Short exercise |
Copy each line of the entries that contains the word "name".

(Dataset listings of figures)

######

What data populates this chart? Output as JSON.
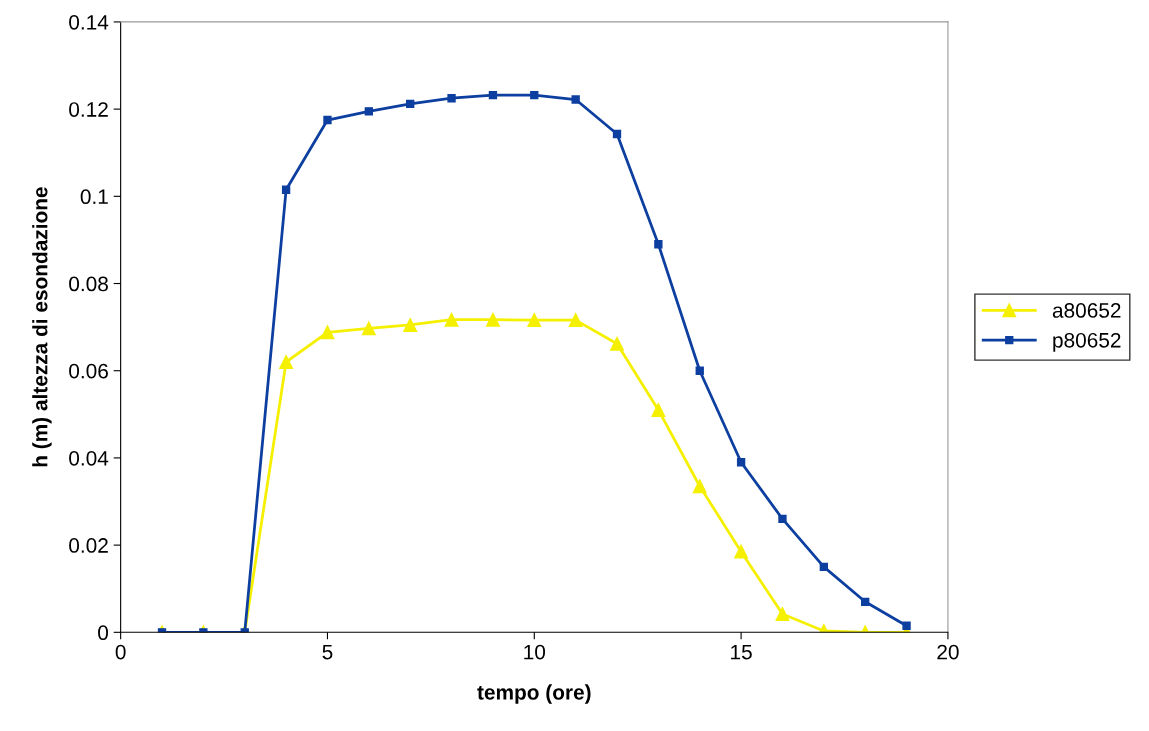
{
  "chart_data": {
    "type": "line",
    "xlabel": "tempo (ore)",
    "ylabel": "h (m) altezza di esondazione",
    "x": [
      1,
      2,
      3,
      4,
      5,
      6,
      7,
      8,
      9,
      10,
      11,
      12,
      13,
      14,
      15,
      16,
      17,
      18,
      19
    ],
    "series": [
      {
        "name": "a80652",
        "color": "#f5f000",
        "marker": "triangle",
        "values": [
          0,
          0,
          0,
          0.062,
          0.0688,
          0.0697,
          0.0705,
          0.0717,
          0.0717,
          0.0716,
          0.0716,
          0.0662,
          0.051,
          0.0335,
          0.0185,
          0.0042,
          0.0003,
          0,
          0
        ]
      },
      {
        "name": "p80652",
        "color": "#0d3fa0",
        "marker": "square",
        "values": [
          0,
          0,
          0,
          0.1015,
          0.1175,
          0.1195,
          0.1212,
          0.1225,
          0.1232,
          0.1232,
          0.1222,
          0.1143,
          0.089,
          0.06,
          0.039,
          0.026,
          0.015,
          0.007,
          0.0015
        ]
      }
    ],
    "xlim": [
      0,
      20
    ],
    "xticks": [
      0,
      5,
      10,
      15,
      20
    ],
    "ylim": [
      0,
      0.14
    ],
    "yticks": [
      0,
      0.02,
      0.04,
      0.06,
      0.08,
      0.1,
      0.12,
      0.14
    ],
    "grid": false,
    "legend": "right",
    "line_style": "solid"
  }
}
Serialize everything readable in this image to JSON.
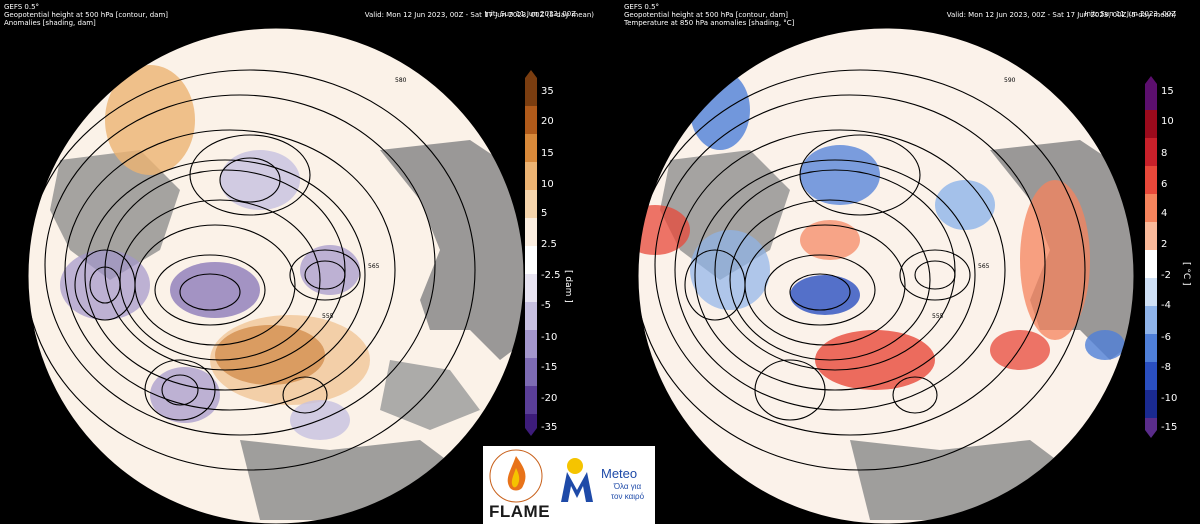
{
  "left_map": {
    "model": "GEFS 0.5°",
    "field_contour": "Geopotential height at 500 hPa [contour, dam]",
    "field_shading": "Anomalies [shading, dam]",
    "init": "Init: Sun 11 Jun 2023, 00Z",
    "valid": "Valid: Mon 12 Jun 2023, 00Z - Sat 17 Jun 2023, 00Z (5-day mean)",
    "colorbar": {
      "unit_label": "[ dam ]",
      "ticks": [
        "35",
        "20",
        "15",
        "10",
        "5",
        "2.5",
        "-2.5",
        "-5",
        "-10",
        "-15",
        "-20",
        "-35"
      ],
      "colors": [
        "#7a3d10",
        "#b05a1a",
        "#d8893a",
        "#ecb372",
        "#f5d4ab",
        "#fbeee0",
        "#ffffff",
        "#e8e4f2",
        "#c7c0e0",
        "#a396cb",
        "#7d6bb3",
        "#5a3e97",
        "#3d1c7a"
      ]
    },
    "contour_labels": [
      "580",
      "555",
      "565",
      "585",
      "590"
    ]
  },
  "right_map": {
    "model": "GEFS 0.5°",
    "field_contour": "Geopotential height at 500 hPa [contour, dam]",
    "field_shading": "Temperature at 850 hPa anomalies [shading, °C]",
    "init": "Init: Sun 11 Jun 2023, 00Z",
    "valid": "Valid: Mon 12 Jun 2023, 00Z - Sat 17 Jun 2023, 00Z (5-day mean)",
    "colorbar": {
      "unit_label": "[ °C ]",
      "ticks": [
        "15",
        "10",
        "8",
        "6",
        "4",
        "2",
        "-2",
        "-4",
        "-6",
        "-8",
        "-10",
        "-15"
      ],
      "colors": [
        "#5c0f6e",
        "#9b0a1c",
        "#c8202a",
        "#e8483a",
        "#f5835c",
        "#fab99a",
        "#ffffff",
        "#cfe0f5",
        "#8fb4ea",
        "#4f7fd8",
        "#2a4fc0",
        "#1a2a90",
        "#5a2c8a"
      ]
    },
    "contour_labels": [
      "590",
      "585",
      "565",
      "555",
      "580"
    ]
  },
  "logos": {
    "flame_text": "FLAME",
    "flame_ring_text": "EXTREME FIRE WEATHER & FIRE BEHAVIOUR",
    "meteo_text": "Meteo",
    "meteo_sub_line1": "Όλα για",
    "meteo_sub_line2": "τον καιρό",
    "colors": {
      "meteo_blue": "#1e4aa8",
      "sun_yellow": "#f5c400",
      "flame_orange": "#e8731a"
    }
  }
}
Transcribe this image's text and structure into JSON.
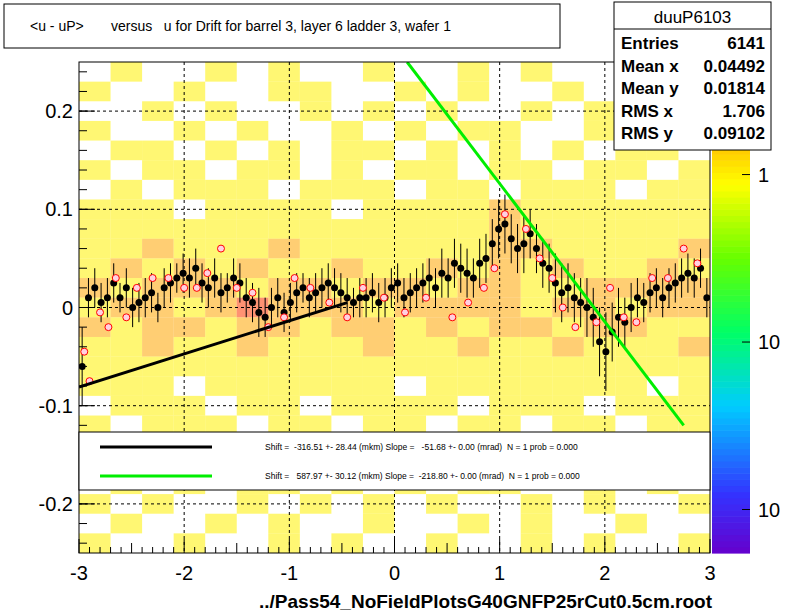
{
  "chart_data": {
    "type": "profile",
    "title": "<u - uP>       versus   u for Drift for barrel 3, layer 6 ladder 3, wafer 1",
    "x_label": "../Pass54_NoFieldPlotsG40GNFP25rCut0.5cm.root",
    "xlim": [
      -3,
      3
    ],
    "ylim": [
      -0.25,
      0.25
    ],
    "xticks": [
      -3,
      -2,
      -1,
      0,
      1,
      2,
      3
    ],
    "yticks": [
      -0.2,
      -0.1,
      0,
      0.1,
      0.2
    ],
    "grid": true,
    "legend": "bottom",
    "stats": {
      "title": "duuP6103",
      "rows": [
        {
          "label": "Entries",
          "value": 6141
        },
        {
          "label": "Mean x",
          "value": 0.04492
        },
        {
          "label": "Mean y",
          "value": 0.01814
        },
        {
          "label": "RMS x",
          "value": 1.706
        },
        {
          "label": "RMS y",
          "value": 0.09102
        }
      ]
    },
    "colorbar": {
      "zlim": [
        0.0055,
        4.7
      ],
      "log": true,
      "ticks": [
        {
          "value": 1,
          "label": "1"
        },
        {
          "value": 0.1,
          "label": "10"
        },
        {
          "value": 0.01,
          "label": "10"
        }
      ]
    },
    "heatmap": {
      "x_edges": [
        -3,
        -2.7,
        -2.4,
        -2.1,
        -1.8,
        -1.5,
        -1.2,
        -0.9,
        -0.6,
        -0.3,
        0,
        0.3,
        0.6,
        0.9,
        1.2,
        1.5,
        1.8,
        2.1,
        2.4,
        2.7,
        3
      ],
      "y_edges": [
        0.25,
        0.23,
        0.21,
        0.19,
        0.17,
        0.15,
        0.13,
        0.11,
        0.09,
        0.07,
        0.05,
        0.03,
        0.01,
        -0.01,
        -0.03,
        -0.05,
        -0.07,
        -0.09,
        -0.11,
        -0.13,
        -0.15,
        -0.17,
        -0.19,
        -0.21,
        -0.23,
        -0.25
      ],
      "values": [
        [
          0,
          1,
          0,
          0,
          1,
          0,
          1,
          0,
          0,
          1,
          0,
          0,
          1,
          0,
          1,
          0,
          0,
          1,
          0,
          0
        ],
        [
          1,
          0,
          0,
          1,
          0,
          0,
          1,
          1,
          0,
          0,
          1,
          0,
          1,
          0,
          0,
          1,
          0,
          0,
          1,
          0
        ],
        [
          0,
          0,
          1,
          0,
          1,
          0,
          0,
          1,
          0,
          1,
          0,
          1,
          0,
          0,
          1,
          0,
          1,
          0,
          0,
          1
        ],
        [
          1,
          0,
          0,
          1,
          0,
          1,
          0,
          0,
          1,
          0,
          1,
          0,
          1,
          1,
          0,
          0,
          1,
          0,
          1,
          0
        ],
        [
          0,
          1,
          1,
          0,
          1,
          0,
          1,
          0,
          1,
          1,
          0,
          1,
          0,
          1,
          0,
          1,
          0,
          1,
          1,
          0
        ],
        [
          1,
          0,
          1,
          1,
          0,
          1,
          1,
          0,
          1,
          0,
          1,
          1,
          0,
          1,
          1,
          0,
          1,
          1,
          0,
          1
        ],
        [
          0,
          1,
          0,
          1,
          1,
          1,
          0,
          1,
          1,
          1,
          0,
          1,
          1,
          0,
          1,
          1,
          1,
          0,
          1,
          1
        ],
        [
          1,
          1,
          1,
          0,
          1,
          1,
          1,
          1,
          0,
          1,
          1,
          1,
          1,
          2,
          1,
          1,
          1,
          1,
          1,
          1
        ],
        [
          1,
          1,
          1,
          1,
          1,
          1,
          1,
          1,
          1,
          1,
          1,
          1,
          1,
          2,
          1,
          1,
          1,
          1,
          1,
          1
        ],
        [
          1,
          1,
          2,
          1,
          1,
          1,
          2,
          1,
          1,
          1,
          1,
          1,
          1,
          2,
          2,
          1,
          1,
          1,
          1,
          2
        ],
        [
          1,
          2,
          1,
          2,
          1,
          2,
          1,
          1,
          2,
          1,
          1,
          2,
          1,
          2,
          1,
          2,
          1,
          1,
          2,
          1
        ],
        [
          2,
          1,
          2,
          2,
          2,
          1,
          2,
          2,
          1,
          2,
          2,
          1,
          2,
          2,
          1,
          1,
          2,
          2,
          2,
          2
        ],
        [
          1,
          2,
          2,
          1,
          2,
          3.5,
          2,
          2,
          2,
          1,
          2,
          2,
          2,
          2,
          1,
          2,
          2,
          1,
          2,
          2
        ],
        [
          2,
          1,
          2,
          2,
          1,
          2,
          2,
          1,
          2,
          2,
          1,
          2,
          1,
          2,
          2,
          1,
          2,
          2,
          1,
          1
        ],
        [
          1,
          1,
          2,
          1,
          1,
          2,
          1,
          1,
          1,
          2,
          1,
          1,
          2,
          1,
          1,
          2,
          1,
          1,
          1,
          2
        ],
        [
          1,
          1,
          1,
          1,
          1,
          1,
          1,
          1,
          1,
          1,
          1,
          1,
          1,
          1,
          1,
          1,
          1,
          1,
          1,
          1
        ],
        [
          1,
          1,
          1,
          0,
          1,
          1,
          1,
          1,
          1,
          1,
          0,
          1,
          1,
          1,
          1,
          1,
          1,
          1,
          0,
          1
        ],
        [
          0,
          1,
          1,
          1,
          0,
          1,
          1,
          0,
          1,
          1,
          1,
          1,
          0,
          1,
          1,
          1,
          0,
          1,
          1,
          1
        ],
        [
          1,
          0,
          1,
          1,
          1,
          0,
          1,
          1,
          0,
          1,
          1,
          0,
          1,
          1,
          0,
          1,
          1,
          0,
          1,
          1
        ],
        [
          0,
          1,
          0,
          1,
          1,
          0,
          1,
          0,
          1,
          1,
          0,
          1,
          0,
          1,
          1,
          0,
          1,
          1,
          0,
          1
        ],
        [
          1,
          0,
          1,
          0,
          1,
          1,
          0,
          1,
          0,
          1,
          1,
          0,
          1,
          0,
          1,
          1,
          0,
          1,
          0,
          0
        ],
        [
          0,
          1,
          0,
          1,
          0,
          1,
          1,
          0,
          1,
          0,
          1,
          0,
          1,
          1,
          0,
          0,
          1,
          0,
          1,
          0
        ],
        [
          1,
          0,
          1,
          0,
          0,
          1,
          0,
          1,
          0,
          1,
          0,
          1,
          0,
          0,
          1,
          0,
          1,
          0,
          0,
          1
        ],
        [
          0,
          1,
          0,
          0,
          1,
          0,
          1,
          0,
          0,
          1,
          0,
          0,
          1,
          0,
          1,
          0,
          0,
          1,
          0,
          0
        ],
        [
          1,
          0,
          0,
          1,
          0,
          0,
          1,
          0,
          1,
          0,
          0,
          1,
          0,
          0,
          1,
          0,
          1,
          0,
          0,
          1
        ]
      ]
    },
    "series": [
      {
        "type": "scatter",
        "marker": "circle",
        "color": "#000000",
        "x": [
          -2.97,
          -2.91,
          -2.85,
          -2.79,
          -2.73,
          -2.67,
          -2.61,
          -2.55,
          -2.49,
          -2.43,
          -2.37,
          -2.31,
          -2.25,
          -2.19,
          -2.13,
          -2.07,
          -2.01,
          -1.95,
          -1.89,
          -1.83,
          -1.77,
          -1.71,
          -1.65,
          -1.59,
          -1.53,
          -1.47,
          -1.41,
          -1.35,
          -1.29,
          -1.23,
          -1.17,
          -1.11,
          -1.05,
          -0.99,
          -0.93,
          -0.87,
          -0.81,
          -0.75,
          -0.69,
          -0.63,
          -0.57,
          -0.51,
          -0.45,
          -0.39,
          -0.33,
          -0.27,
          -0.21,
          -0.15,
          -0.09,
          -0.03,
          0.03,
          0.09,
          0.15,
          0.21,
          0.27,
          0.33,
          0.39,
          0.45,
          0.51,
          0.57,
          0.63,
          0.69,
          0.75,
          0.81,
          0.87,
          0.93,
          0.99,
          1.05,
          1.11,
          1.17,
          1.23,
          1.29,
          1.35,
          1.41,
          1.47,
          1.53,
          1.59,
          1.65,
          1.71,
          1.77,
          1.83,
          1.89,
          1.95,
          2.01,
          2.07,
          2.13,
          2.19,
          2.25,
          2.31,
          2.37,
          2.43,
          2.49,
          2.55,
          2.61,
          2.67,
          2.73,
          2.79,
          2.85,
          2.91,
          2.97
        ],
        "values": [
          -0.06,
          0.01,
          0.02,
          0.005,
          0.01,
          0.025,
          0.01,
          0.02,
          0.0,
          0.005,
          0.01,
          0.015,
          0.0,
          0.02,
          0.025,
          0.03,
          0.035,
          0.03,
          0.04,
          0.025,
          0.02,
          0.03,
          0.015,
          0.02,
          0.03,
          0.025,
          0.01,
          0.005,
          -0.005,
          -0.01,
          0.0,
          0.01,
          -0.005,
          0.005,
          0.015,
          0.02,
          0.01,
          0.015,
          0.02,
          0.025,
          0.02,
          0.015,
          0.01,
          0.005,
          0.01,
          0.01,
          0.015,
          0.005,
          0.01,
          0.02,
          0.025,
          0.01,
          0.015,
          0.02,
          0.025,
          0.03,
          0.02,
          0.035,
          0.03,
          0.045,
          0.04,
          0.035,
          0.03,
          0.045,
          0.05,
          0.065,
          0.08,
          0.085,
          0.07,
          0.06,
          0.065,
          0.075,
          0.06,
          0.045,
          0.04,
          0.025,
          0.015,
          0.02,
          0.01,
          0.005,
          0.0,
          -0.01,
          -0.035,
          -0.045,
          -0.025,
          -0.01,
          -0.015,
          0.0,
          0.01,
          0.005,
          0.015,
          0.02,
          0.01,
          0.02,
          0.025,
          0.03,
          0.035,
          0.03,
          0.04,
          0.01
        ],
        "errors": [
          0.04,
          0.02,
          0.02,
          0.02,
          0.02,
          0.02,
          0.015,
          0.02,
          0.02,
          0.02,
          0.02,
          0.02,
          0.015,
          0.02,
          0.02,
          0.015,
          0.02,
          0.02,
          0.02,
          0.02,
          0.02,
          0.02,
          0.02,
          0.015,
          0.02,
          0.02,
          0.02,
          0.02,
          0.025,
          0.02,
          0.02,
          0.02,
          0.02,
          0.02,
          0.02,
          0.015,
          0.02,
          0.02,
          0.02,
          0.02,
          0.02,
          0.02,
          0.02,
          0.015,
          0.02,
          0.02,
          0.02,
          0.02,
          0.02,
          0.02,
          0.02,
          0.02,
          0.02,
          0.02,
          0.02,
          0.02,
          0.02,
          0.025,
          0.02,
          0.025,
          0.025,
          0.025,
          0.02,
          0.025,
          0.025,
          0.025,
          0.03,
          0.03,
          0.025,
          0.025,
          0.03,
          0.025,
          0.025,
          0.025,
          0.025,
          0.03,
          0.03,
          0.025,
          0.025,
          0.025,
          0.03,
          0.03,
          0.035,
          0.04,
          0.03,
          0.03,
          0.025,
          0.025,
          0.02,
          0.02,
          0.02,
          0.02,
          0.02,
          0.02,
          0.02,
          0.02,
          0.02,
          0.02,
          0.02,
          0.02
        ]
      },
      {
        "type": "scatter",
        "marker": "open_circle",
        "color": "#ff0000",
        "x": [
          -2.95,
          -2.9,
          -2.8,
          -2.72,
          -2.65,
          -2.55,
          -2.45,
          -2.3,
          -2.15,
          -2.0,
          -1.88,
          -1.78,
          -1.65,
          -1.5,
          -1.35,
          -1.2,
          -1.05,
          -0.95,
          -0.8,
          -0.62,
          -0.45,
          -0.3,
          -0.1,
          0.1,
          0.3,
          0.55,
          0.7,
          0.85,
          0.95,
          1.05,
          1.25,
          1.38,
          1.5,
          1.6,
          1.72,
          1.92,
          2.05,
          2.18,
          2.3,
          2.45,
          2.6,
          2.75,
          2.88
        ],
        "values": [
          -0.045,
          -0.075,
          -0.005,
          -0.02,
          0.03,
          -0.01,
          0.02,
          0.03,
          0.03,
          0.02,
          0.02,
          0.035,
          0.06,
          0.02,
          0.015,
          -0.02,
          -0.01,
          0.03,
          0.02,
          0.005,
          -0.01,
          0.02,
          0.01,
          -0.005,
          0.01,
          -0.01,
          0.005,
          0.02,
          0.04,
          0.095,
          0.08,
          0.05,
          0.03,
          0.0,
          -0.02,
          -0.015,
          0.02,
          -0.01,
          -0.015,
          0.03,
          0.03,
          0.06,
          0.045
        ]
      },
      {
        "type": "line",
        "name": "Shift =  -316.51 +- 28.44 (mkm) Slope =   -51.68 +- 0.00 (mrad)  N = 1 prob = 0.000",
        "color": "#000000",
        "x": [
          -3,
          -0.45
        ],
        "values": [
          -0.081,
          0.005
        ]
      },
      {
        "type": "line",
        "name": "Shift =   587.97 +- 30.12 (mkm) Slope =  -218.80 +- 0.00 (mrad)  N = 1 prob = 0.000",
        "color": "#00ee00",
        "x": [
          0.12,
          2.75
        ],
        "values": [
          0.25,
          -0.12
        ]
      }
    ]
  }
}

######

Response to this exercise |
        "name": "a80652",
        "name": "p80652",
        "name": "Shift =  -316.51 +- 28.44 (mkm) Slope =   -51.68 +- 0.00 (mrad)  N = 1 prob = 0.000",
        "name": "Shift =   587.97 +- 30.12 (mkm) Slope =  -218.80 +- 0.00 (mrad)  N = 1 prob = 0.000",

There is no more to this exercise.